begin Information provided

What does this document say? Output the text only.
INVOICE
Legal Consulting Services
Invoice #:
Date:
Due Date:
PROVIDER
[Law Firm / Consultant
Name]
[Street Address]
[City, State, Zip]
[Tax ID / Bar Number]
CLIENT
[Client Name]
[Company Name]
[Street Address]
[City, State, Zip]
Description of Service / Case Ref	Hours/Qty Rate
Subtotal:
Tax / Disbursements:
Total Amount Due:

end Information provided

Task> The data above must be returned in full, exactly as written.

Result for this exercise>
What does this document say? Output the text only.
INVOICE
Legal Consulting Services
Invoice #:
Date:
Due Date:
PROVIDER
[Law Firm / Consultant
Name]
[Street Address]
[City, State, Zip]
[Tax ID / Bar Number]
CLIENT
[Client Name]
[Company Name]
[Street Address]
[City, State, Zip]
Description of Service / Case Ref	Hours/Qty Rate
Subtotal:
Tax / Disbursements:
Total Amount Due:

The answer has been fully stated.